◆ Task instructions
Output every entry exactly as given.

Dataset items

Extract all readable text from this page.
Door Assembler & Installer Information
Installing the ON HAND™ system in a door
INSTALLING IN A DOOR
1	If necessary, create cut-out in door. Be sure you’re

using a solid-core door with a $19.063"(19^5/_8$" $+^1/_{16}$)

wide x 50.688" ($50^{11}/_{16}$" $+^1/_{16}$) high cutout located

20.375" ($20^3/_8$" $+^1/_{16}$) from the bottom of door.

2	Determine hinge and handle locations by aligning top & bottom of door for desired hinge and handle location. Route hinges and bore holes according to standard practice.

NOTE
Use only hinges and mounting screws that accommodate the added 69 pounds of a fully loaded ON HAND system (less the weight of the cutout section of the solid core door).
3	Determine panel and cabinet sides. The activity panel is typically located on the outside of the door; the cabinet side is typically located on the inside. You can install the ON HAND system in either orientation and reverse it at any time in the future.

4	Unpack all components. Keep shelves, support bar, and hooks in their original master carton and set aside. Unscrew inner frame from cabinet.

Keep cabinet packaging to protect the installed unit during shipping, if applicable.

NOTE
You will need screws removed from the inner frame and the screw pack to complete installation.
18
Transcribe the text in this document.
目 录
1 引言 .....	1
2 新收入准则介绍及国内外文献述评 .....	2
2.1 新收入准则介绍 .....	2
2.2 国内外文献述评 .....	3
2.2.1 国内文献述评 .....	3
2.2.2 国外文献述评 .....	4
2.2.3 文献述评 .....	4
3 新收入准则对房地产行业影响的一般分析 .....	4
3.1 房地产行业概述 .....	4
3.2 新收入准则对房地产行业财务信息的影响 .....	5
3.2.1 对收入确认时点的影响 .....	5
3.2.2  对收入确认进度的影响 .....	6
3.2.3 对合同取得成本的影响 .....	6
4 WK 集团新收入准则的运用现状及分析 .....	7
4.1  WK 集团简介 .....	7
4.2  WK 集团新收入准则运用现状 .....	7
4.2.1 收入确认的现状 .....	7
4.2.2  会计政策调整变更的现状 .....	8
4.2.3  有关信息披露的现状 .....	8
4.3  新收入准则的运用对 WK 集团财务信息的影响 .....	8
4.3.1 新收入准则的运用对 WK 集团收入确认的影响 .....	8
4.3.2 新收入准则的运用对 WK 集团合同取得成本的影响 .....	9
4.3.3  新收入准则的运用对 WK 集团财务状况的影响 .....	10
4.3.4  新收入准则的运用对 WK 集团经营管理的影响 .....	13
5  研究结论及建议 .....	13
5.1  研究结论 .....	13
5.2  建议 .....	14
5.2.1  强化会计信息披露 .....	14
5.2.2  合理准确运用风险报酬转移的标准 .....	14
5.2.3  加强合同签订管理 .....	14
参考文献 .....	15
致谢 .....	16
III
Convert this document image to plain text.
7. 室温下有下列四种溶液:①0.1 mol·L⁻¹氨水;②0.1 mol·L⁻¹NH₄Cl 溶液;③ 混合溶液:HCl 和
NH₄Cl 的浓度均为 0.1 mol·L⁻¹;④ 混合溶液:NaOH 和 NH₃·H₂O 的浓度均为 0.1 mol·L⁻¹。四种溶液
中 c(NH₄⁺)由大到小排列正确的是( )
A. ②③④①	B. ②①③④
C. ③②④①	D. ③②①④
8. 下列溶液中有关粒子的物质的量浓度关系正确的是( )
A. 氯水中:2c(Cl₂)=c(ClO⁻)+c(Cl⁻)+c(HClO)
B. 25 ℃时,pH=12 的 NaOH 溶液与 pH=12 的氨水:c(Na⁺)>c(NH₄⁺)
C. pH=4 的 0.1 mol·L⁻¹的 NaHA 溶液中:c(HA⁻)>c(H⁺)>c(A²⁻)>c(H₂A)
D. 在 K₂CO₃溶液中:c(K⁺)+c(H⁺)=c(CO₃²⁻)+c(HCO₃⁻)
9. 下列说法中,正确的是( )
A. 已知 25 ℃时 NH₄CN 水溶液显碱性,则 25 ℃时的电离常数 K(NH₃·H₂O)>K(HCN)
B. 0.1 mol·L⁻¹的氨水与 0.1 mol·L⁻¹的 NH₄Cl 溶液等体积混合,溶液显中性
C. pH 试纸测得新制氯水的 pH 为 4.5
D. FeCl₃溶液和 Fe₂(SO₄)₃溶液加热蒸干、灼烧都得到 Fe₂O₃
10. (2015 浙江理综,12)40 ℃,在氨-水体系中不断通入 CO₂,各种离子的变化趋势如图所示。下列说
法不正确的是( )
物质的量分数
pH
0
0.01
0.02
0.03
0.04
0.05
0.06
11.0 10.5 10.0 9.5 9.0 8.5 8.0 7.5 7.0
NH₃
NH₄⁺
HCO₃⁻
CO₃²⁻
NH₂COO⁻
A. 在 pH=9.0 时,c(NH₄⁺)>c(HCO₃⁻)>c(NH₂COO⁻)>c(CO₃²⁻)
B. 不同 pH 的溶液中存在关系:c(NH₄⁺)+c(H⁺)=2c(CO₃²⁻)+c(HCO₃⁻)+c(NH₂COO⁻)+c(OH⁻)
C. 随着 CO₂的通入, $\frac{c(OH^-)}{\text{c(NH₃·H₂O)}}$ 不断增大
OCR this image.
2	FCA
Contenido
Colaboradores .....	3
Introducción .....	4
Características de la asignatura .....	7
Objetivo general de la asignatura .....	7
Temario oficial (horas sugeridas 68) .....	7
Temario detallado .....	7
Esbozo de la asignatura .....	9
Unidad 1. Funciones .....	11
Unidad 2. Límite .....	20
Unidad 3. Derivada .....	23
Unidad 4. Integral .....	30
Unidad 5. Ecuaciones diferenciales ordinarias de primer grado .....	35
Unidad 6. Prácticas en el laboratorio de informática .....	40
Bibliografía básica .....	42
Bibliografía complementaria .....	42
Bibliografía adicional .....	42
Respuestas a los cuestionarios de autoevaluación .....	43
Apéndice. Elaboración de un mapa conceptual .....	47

◆ Response to the exercise
Extract all readable text from this page.
Door Assembler & Installer Information
Installing the ON HAND™ system in a door
INSTALLING IN A DOOR
1	If necessary, create cut-out in door. Be sure you’re

using a solid-core door with a $19.063"(19^5/_8$" $+^1/_{16}$)

wide x 50.688" ($50^{11}/_{16}$" $+^1/_{16}$) high cutout located

20.375" ($20^3/_8$" $+^1/_{16}$) from the bottom of door.

2	Determine hinge and handle locations by aligning top & bottom of door for desired hinge and handle location. Route hinges and bore holes according to standard practice.

NOTE
Use only hinges and mounting screws that accommodate the added 69 pounds of a fully loaded ON HAND system (less the weight of the cutout section of the solid core door).
3	Determine panel and cabinet sides. The activity panel is typically located on the outside of the door; the cabinet side is typically located on the inside. You can install the ON HAND system in either orientation and reverse it at any time in the future.

4	Unpack all components. Keep shelves, support bar, and hooks in their original master carton and set aside. Unscrew inner frame from cabinet.

Keep cabinet packaging to protect the installed unit during shipping, if applicable.

NOTE
You will need screws removed from the inner frame and the screw pack to complete installation.
18
Transcribe the text in this document.
目 录
1 引言 .....	1
2 新收入准则介绍及国内外文献述评 .....	2
2.1 新收入准则介绍 .....	2
2.2 国内外文献述评 .....	3
2.2.1 国内文献述评 .....	3
2.2.2 国外文献述评 .....	4
2.2.3 文献述评 .....	4
3 新收入准则对房地产行业影响的一般分析 .....	4
3.1 房地产行业概述 .....	4
3.2 新收入准则对房地产行业财务信息的影响 .....	5
3.2.1 对收入确认时点的影响 .....	5
3.2.2  对收入确认进度的影响 .....	6
3.2.3 对合同取得成本的影响 .....	6
4 WK 集团新收入准则的运用现状及分析 .....	7
4.1  WK 集团简介 .....	7
4.2  WK 集团新收入准则运用现状 .....	7
4.2.1 收入确认的现状 .....	7
4.2.2  会计政策调整变更的现状 .....	8
4.2.3  有关信息披露的现状 .....	8
4.3  新收入准则的运用对 WK 集团财务信息的影响 .....	8
4.3.1 新收入准则的运用对 WK 集团收入确认的影响 .....	8
4.3.2 新收入准则的运用对 WK 集团合同取得成本的影响 .....	9
4.3.3  新收入准则的运用对 WK 集团财务状况的影响 .....	10
4.3.4  新收入准则的运用对 WK 集团经营管理的影响 .....	13
5  研究结论及建议 .....	13
5.1  研究结论 .....	13
5.2  建议 .....	14
5.2.1  强化会计信息披露 .....	14
5.2.2  合理准确运用风险报酬转移的标准 .....	14
5.2.3  加强合同签订管理 .....	14
参考文献 .....	15
致谢 .....	16
III
Convert this document image to plain text.
7. 室温下有下列四种溶液:①0.1 mol·L⁻¹氨水;②0.1 mol·L⁻¹NH₄Cl 溶液;③ 混合溶液:HCl 和
NH₄Cl 的浓度均为 0.1 mol·L⁻¹;④ 混合溶液:NaOH 和 NH₃·H₂O 的浓度均为 0.1 mol·L⁻¹。四种溶液
中 c(NH₄⁺)由大到小排列正确的是( )
A. ②③④①	B. ②①③④
C. ③②④①	D. ③②①④
8. 下列溶液中有关粒子的物质的量浓度关系正确的是( )
A. 氯水中:2c(Cl₂)=c(ClO⁻)+c(Cl⁻)+c(HClO)
B. 25 ℃时,pH=12 的 NaOH 溶液与 pH=12 的氨水:c(Na⁺)>c(NH₄⁺)
C. pH=4 的 0.1 mol·L⁻¹的 NaHA 溶液中:c(HA⁻)>c(H⁺)>c(A²⁻)>c(H₂A)
D. 在 K₂CO₃溶液中:c(K⁺)+c(H⁺)=c(CO₃²⁻)+c(HCO₃⁻)
9. 下列说法中,正确的是( )
A. 已知 25 ℃时 NH₄CN 水溶液显碱性,则 25 ℃时的电离常数 K(NH₃·H₂O)>K(HCN)
B. 0.1 mol·L⁻¹的氨水与 0.1 mol·L⁻¹的 NH₄Cl 溶液等体积混合,溶液显中性
C. pH 试纸测得新制氯水的 pH 为 4.5
D. FeCl₃溶液和 Fe₂(SO₄)₃溶液加热蒸干、灼烧都得到 Fe₂O₃
10. (2015 浙江理综,12)40 ℃,在氨-水体系中不断通入 CO₂,各种离子的变化趋势如图所示。下列说
法不正确的是( )
物质的量分数
pH
0
0.01
0.02
0.03
0.04
0.05
0.06
11.0 10.5 10.0 9.5 9.0 8.5 8.0 7.5 7.0
NH₃
NH₄⁺
HCO₃⁻
CO₃²⁻
NH₂COO⁻
A. 在 pH=9.0 时,c(NH₄⁺)>c(HCO₃⁻)>c(NH₂COO⁻)>c(CO₃²⁻)
B. 不同 pH 的溶液中存在关系:c(NH₄⁺)+c(H⁺)=2c(CO₃²⁻)+c(HCO₃⁻)+c(NH₂COO⁻)+c(OH⁻)
C. 随着 CO₂的通入, $\frac{c(OH^-)}{\text{c(NH₃·H₂O)}}$ 不断增大
OCR this image.
2	FCA
Contenido
Colaboradores .....	3
Introducción .....	4
Características de la asignatura .....	7
Objetivo general de la asignatura .....	7
Temario oficial (horas sugeridas 68) .....	7
Temario detallado .....	7
Esbozo de la asignatura .....	9
Unidad 1. Funciones .....	11
Unidad 2. Límite .....	20
Unidad 3. Derivada .....	23
Unidad 4. Integral .....	30
Unidad 5. Ecuaciones diferenciales ordinarias de primer grado .....	35
Unidad 6. Prácticas en el laboratorio de informática .....	40
Bibliografía básica .....	42
Bibliografía complementaria .....	42
Bibliografía adicional .....	42
Respuestas a los cuestionarios de autoevaluación .....	43
Apéndice. Elaboración de un mapa conceptual .....	47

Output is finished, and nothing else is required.